Problem to work on:
In the text about Santa María Jacatepec, in what year did it become a municipality?

START Supplied passage

- Santa María Jacatepec Location within Mexico
- Coordinates: 17°51′N 96°12′W﻿ / ﻿17.850°N 96.200°W
- Country: Mexico
- State: Oaxaca
- Municipality: Santa María Jacatepec
- Time zone: UTC-6 (Central (US Central))

= Santa María Jacatepec =

Santa María Jacatepec is a town and municipality located in the state of Oaxaca 11 km north of the Valle Nacional. "Jacatepec" comes from Nahuatl meaning 'on jackal hill.'
It is part of the Tuxtepec District of the Papaloapan Region, and is only 30 meters above sea level.

==The town==

The town had its origins when the residents of San Juan Palantla needed to escape an epidemic that devastated the village. First they established a village they called Valle Real; however, because of the place's bad location, they moved on to several farming areas called San Pedro Ozumasín, San Mateo Yetla and Santa María Jacatepec. The last was established as a town in 1650 and then as at municipality in 1896.

Near the town are 3 springs called Tzul Zul, Paraíso Escondido and Arroyo Blanco which have been converted into recreational parks.

==The municipality==
As municipal seat, Jacatepec has governing authority over the following communities:

Boca de Perro, Cerro Caballo, Cerro Concha, Cerro de Viento, Cinco de Oro, Colonia Emiliano Zapata, Ejido Adalberto Vélez, El Diamante, El Fortín II, El Guayabo, El Hule (La Hulera), El Porvenir, Emiliano Zapata, La Florida, La Joya de Santa María, Lacatepec, La Nueva Esperanza, La Nueva Soledad, La Reforma, La Soledad, Loma del Carmen, Macedonio Alcalá, Nuevo Faisán, Nuevo Málzaga, Rancho Alegre, Rancho Faisán, Rancho Gavilán, Rancho Manantial, San Agustín, San Lorenzo, San Martín, Santa Sofía, Vega del Sol, and Vuelta Abajo (Lucero Alto)

END Supplied passage
START Extracted information

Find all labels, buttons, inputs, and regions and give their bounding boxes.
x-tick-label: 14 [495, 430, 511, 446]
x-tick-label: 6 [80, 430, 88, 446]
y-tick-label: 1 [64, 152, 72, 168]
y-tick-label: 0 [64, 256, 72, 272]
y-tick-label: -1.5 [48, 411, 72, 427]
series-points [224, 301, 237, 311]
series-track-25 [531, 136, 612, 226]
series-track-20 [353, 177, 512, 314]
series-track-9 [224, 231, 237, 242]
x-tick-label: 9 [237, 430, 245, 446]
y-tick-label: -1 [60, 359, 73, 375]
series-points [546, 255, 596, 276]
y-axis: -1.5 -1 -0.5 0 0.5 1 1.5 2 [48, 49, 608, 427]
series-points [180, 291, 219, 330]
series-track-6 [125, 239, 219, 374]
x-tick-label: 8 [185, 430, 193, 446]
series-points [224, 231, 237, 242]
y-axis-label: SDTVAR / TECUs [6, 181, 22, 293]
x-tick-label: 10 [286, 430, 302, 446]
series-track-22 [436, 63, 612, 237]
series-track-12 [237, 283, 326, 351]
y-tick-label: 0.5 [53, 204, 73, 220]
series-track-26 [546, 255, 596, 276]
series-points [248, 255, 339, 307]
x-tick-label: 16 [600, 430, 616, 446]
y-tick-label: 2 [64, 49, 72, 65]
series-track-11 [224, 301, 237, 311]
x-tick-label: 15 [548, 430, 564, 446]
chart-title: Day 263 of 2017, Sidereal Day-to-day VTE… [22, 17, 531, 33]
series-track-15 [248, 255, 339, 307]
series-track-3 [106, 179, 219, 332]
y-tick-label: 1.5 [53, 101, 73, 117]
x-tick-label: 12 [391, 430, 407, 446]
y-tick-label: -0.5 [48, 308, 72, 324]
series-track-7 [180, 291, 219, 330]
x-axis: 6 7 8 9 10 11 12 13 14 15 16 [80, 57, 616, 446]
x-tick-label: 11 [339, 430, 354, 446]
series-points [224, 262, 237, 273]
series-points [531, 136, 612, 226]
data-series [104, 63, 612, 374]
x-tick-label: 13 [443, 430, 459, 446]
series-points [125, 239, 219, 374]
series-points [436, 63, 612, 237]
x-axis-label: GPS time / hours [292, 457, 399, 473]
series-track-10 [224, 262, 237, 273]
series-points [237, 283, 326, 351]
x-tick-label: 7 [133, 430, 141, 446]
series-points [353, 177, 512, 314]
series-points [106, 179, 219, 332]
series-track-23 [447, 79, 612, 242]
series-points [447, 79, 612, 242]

END Extracted information

Answer to the problem:
1896